The blue line on this chart represents percent volume growth for each quarter from fiscal year 2020 to Q2 of fiscal year 2022. The green bar represents percent price mix growth across the same time period.
If you look at Q1 and Q2 of fiscal year 2022, you observed the real impact of our strategy of driving how value product mix have had in our European financial results.
Not only did we see a strong volume growth of 15% in quarter 2, but more importantly, we want to sell a continued and significant step change in price mix growth of 8%, which resulted in a 23% net sales growth in Q2 in Europe. Turning now to Page 10 for an update on innovation. In May 2021, we announced the launch of 3 new global innovations.
One, the Hardie Textured Panels in North America; two, the Hardie brand VL Plank in Europe; three, Hardie brand Fine Textured Cladding in Australia.
We continue to have very good traction with market acceptance and penetration of all 3 product platforms since the launch early this year, We continue to partner with our customers to drive awareness and adoption with the homeowners. Feedback from homeowners and our customers in North America has been overwhelmingly positive.
Hardie brand Textured Panels deliver contemporary design solutions that fit any home style that homeowners want and need. In addition, they offer protection properties as durability, low maintenance and noncombustibility. What you see here are 4 examples of Hardie brand Textured Panels on 4 different homes in Oregon, Washington and Florida.

Source records
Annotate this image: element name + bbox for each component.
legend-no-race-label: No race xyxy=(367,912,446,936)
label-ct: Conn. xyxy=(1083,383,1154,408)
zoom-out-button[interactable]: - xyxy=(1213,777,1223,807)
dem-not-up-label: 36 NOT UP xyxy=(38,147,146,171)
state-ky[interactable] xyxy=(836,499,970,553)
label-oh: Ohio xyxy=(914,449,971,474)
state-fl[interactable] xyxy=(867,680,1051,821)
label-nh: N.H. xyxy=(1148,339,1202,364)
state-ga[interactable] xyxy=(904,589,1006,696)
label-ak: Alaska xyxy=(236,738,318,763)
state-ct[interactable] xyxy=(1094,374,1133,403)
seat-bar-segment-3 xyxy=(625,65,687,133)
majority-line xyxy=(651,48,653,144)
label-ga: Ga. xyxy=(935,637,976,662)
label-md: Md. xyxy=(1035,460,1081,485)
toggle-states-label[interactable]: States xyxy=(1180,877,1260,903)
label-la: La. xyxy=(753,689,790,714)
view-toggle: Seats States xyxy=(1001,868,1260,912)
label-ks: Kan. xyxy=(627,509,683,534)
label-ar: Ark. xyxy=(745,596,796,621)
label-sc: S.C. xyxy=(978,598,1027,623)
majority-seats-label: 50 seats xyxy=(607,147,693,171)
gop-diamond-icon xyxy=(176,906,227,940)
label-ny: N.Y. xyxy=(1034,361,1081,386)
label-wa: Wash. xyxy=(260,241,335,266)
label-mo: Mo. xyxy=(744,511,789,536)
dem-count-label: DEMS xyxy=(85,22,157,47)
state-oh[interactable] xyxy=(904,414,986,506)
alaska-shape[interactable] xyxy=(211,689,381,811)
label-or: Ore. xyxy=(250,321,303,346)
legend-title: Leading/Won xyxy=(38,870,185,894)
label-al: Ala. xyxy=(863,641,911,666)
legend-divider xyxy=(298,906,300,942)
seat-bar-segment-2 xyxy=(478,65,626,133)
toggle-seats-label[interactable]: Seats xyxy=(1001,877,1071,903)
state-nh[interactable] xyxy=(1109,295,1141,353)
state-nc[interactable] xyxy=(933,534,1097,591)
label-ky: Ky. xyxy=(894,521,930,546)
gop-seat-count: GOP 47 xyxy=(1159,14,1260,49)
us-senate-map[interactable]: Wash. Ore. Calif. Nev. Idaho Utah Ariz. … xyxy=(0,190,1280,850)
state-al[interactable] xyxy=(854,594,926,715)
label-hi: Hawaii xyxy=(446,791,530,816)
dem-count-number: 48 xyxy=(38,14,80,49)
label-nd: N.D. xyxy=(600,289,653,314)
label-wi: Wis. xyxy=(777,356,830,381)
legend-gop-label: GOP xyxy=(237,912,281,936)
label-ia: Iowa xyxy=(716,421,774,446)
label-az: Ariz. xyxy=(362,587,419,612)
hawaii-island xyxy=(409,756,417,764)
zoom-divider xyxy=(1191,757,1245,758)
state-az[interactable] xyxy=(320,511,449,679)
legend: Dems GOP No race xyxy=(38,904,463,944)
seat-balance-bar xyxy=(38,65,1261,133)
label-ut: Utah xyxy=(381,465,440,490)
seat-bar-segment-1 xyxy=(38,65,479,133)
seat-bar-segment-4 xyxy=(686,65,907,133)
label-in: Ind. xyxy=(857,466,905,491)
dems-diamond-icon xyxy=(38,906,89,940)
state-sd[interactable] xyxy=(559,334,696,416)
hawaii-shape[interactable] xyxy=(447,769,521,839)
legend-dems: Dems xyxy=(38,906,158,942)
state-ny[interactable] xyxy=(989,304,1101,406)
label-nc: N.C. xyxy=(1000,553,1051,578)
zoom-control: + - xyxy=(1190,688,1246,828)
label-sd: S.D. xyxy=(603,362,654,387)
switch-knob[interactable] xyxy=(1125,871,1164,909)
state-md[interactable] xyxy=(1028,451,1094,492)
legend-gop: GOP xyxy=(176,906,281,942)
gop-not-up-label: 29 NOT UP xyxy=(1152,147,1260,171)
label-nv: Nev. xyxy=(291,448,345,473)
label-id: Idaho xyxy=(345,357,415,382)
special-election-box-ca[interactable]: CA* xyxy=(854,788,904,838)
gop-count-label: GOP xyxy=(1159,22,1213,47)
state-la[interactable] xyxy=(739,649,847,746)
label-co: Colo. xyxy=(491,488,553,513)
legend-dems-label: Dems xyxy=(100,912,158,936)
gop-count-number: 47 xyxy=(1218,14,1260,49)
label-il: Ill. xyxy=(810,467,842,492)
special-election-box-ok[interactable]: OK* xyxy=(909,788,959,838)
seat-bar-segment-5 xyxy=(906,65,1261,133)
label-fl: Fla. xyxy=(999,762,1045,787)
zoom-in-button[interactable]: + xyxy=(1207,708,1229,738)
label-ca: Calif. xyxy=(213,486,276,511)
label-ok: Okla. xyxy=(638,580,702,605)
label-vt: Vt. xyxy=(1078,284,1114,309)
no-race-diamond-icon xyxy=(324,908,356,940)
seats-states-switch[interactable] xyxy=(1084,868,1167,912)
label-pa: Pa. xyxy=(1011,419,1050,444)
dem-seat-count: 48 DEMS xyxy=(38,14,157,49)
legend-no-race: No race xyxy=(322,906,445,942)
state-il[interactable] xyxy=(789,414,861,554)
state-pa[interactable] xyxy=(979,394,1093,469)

Requests:
1. Answer these from the Hardie earnings passage:
(a) What volume growth was reported for Europe in Q2?
(b) In what month and year were the 3 new global innovations announced?
(c) Which product was launched in Australia?
2. Please resume the Hardie earnings passage from its last sentence.
The data is separate material from the Hardie earnings passage.

Expected answers:
1.
(a) 15%
(b) May 2021
(c) Hardie brand Fine Textured Cladding

2.
What I would like to point out here about these other pictures is how Hardie brand Textured Panels are prominent in a variety of home designs from contemporary look to costal to mix design. Moving on to Page 11. In Europe, we are also very pleased with the progress of our Hardie brand VL Plank products.
Installers have been consistent and their positive feedback about the time savings, the Hardie brand VL Plank offer compared to competitive solutions, with our product saving approximately 20% of total installation time. On this page, you see an example of Haride brand VL Plank in Germany, France and Switzerland.
What I would like to point out here is how Hardie brand VL Plank helped to provide a mixed design modern look, which is becoming more popular with homeowners across Western Europe. Turning now to Page 12. Similarly to North America, feedback from homeowners and customers in Australia is very positive.
These are 4 examples of Hardy brand Fine Texture Cladding in the Australian markets, which, as you can see, help to augment the modern design and look that is prominent throughout the continent.
Hardie brand Fine Texture Cladding offer endless design possibilities for homeowners or delivering on protections that homeowner need, durability, low maintenance and noncombustibility.
On the left, you can see the complete transformation of a very plain standard rig home into a modern contemporary home, utilizing Hardie brand Fine Texture Cladding as the primary exterior plates.
We remain very excited about these new innovations and how they will allow us to continue to penetrate and grow in large adjacent markets in each of our 3 operating regions. While we're excited about the early success of these 3 new innovations, our global innovation program is much bigger than 3 product platforms.
Our innovation team is focused on our innovation pipeline to ensure we will have additional new innovations to provide the endless design possibilities with superior durability and protection for homeowners around the world. And we anticipate being able to launch additional innovations within the next 6 months and regularly thereafter.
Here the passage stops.